### Text extract
The lawsuit describes Lindsey as a “violent career criminal, with multiple arrests and/or convictions for violent crimes.” At the time of the shooting, Lindsey was on probation from a 2008 Volusia County case, where he was accused of domestic battery, arson and fleeing law enforcement. He received a 10-year suspended prison sentence, which was never enforced despite him violating his probation multiple times.

While responding to the domestic violence call in June, the lawsuit alleges a key to the apartment given to Valencia from Lindsey’s girlfriend didn’t work when he tried opening the door. The woman, Ciara Lopez, told him the lock “often did not work correctly,” the complaint states. Previously released records say Valencia thought Lindsey may have been holding the lock shut.

Because of that, “Kevin was forced to attempt to kick in the door,” the complaint states, which put him in a position to be struck by Lindsey’s bullet.

The suit says the companies were negligent by failing to take proper precautions to protect people on the property “from dangers which were reasonably foreseeable” and should have known Lindsey “constituted an unreasonable and dangerous risk to tenants, tenant’s guests, invitees and others” at the apartment complex.

### Jobs
**1.** Quote the part of the lawsuit text that opens with the words containing "While responding to" and closes with "the apartment complex.".
**2.** According to the lawsuit text, what sentence did Lindsey receive in the 2008 Volusia County case?
**3.** Carry on writing the lawsuit text from its final sentence.

### Source excerpt
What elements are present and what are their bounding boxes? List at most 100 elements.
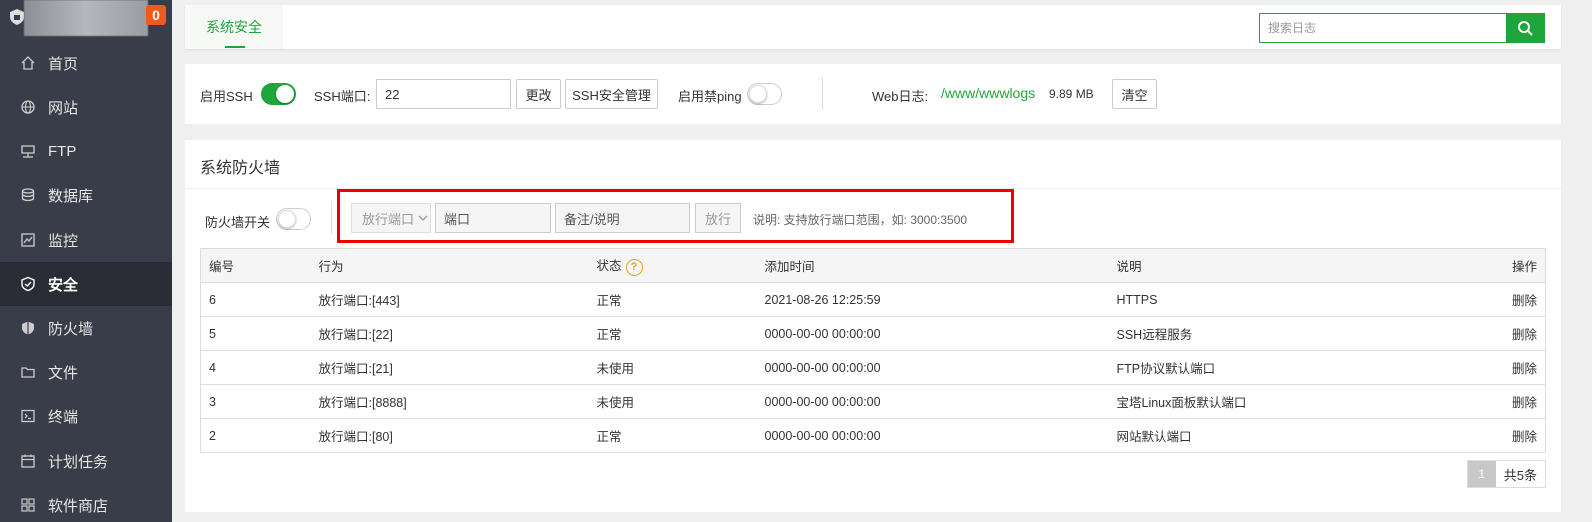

### Answers by task
**1.**
While responding to the domestic violence call in June, the lawsuit alleges a key to the apartment given to Valencia from Lindsey’s girlfriend didn’t work when he tried opening the door. The woman, Ciara Lopez, told him the lock “often did not work correctly,” the complaint states. Previously released records say Valencia thought Lindsey may have been holding the lock shut.

Because of that, “Kevin was forced to attempt to kick in the door,” the complaint states, which put him in a position to be struck by Lindsey’s bullet.

The suit says the companies were negligent by failing to take proper precautions to protect people on the property “from dangers which were reasonably foreseeable” and should have known Lindsey “constituted an unreasonable and dangerous risk to tenants, tenant’s guests, invitees and others” at the apartment complex.

**2.** A 10-year suspended prison sentence.

**3.**
The companies did not run a criminal background check on Lindsey and nor did they provide working locks and keys to apartment, the suit alleges.

The complaint says Lopez, who was not named as a defendant, did not put Lindsey on the lease.

The lawsuit also includes Lindsey’s estate, saying he acted “intentionally and recklessly” when he shot at Kevin Valencia. The suit “demands judgment against [Lindsey] for all damages available under Florida law.”

Attorneys for SPT and Pinnacle were not listed Thursday. A call to Pinnacle’s administrative office was not immediately returned.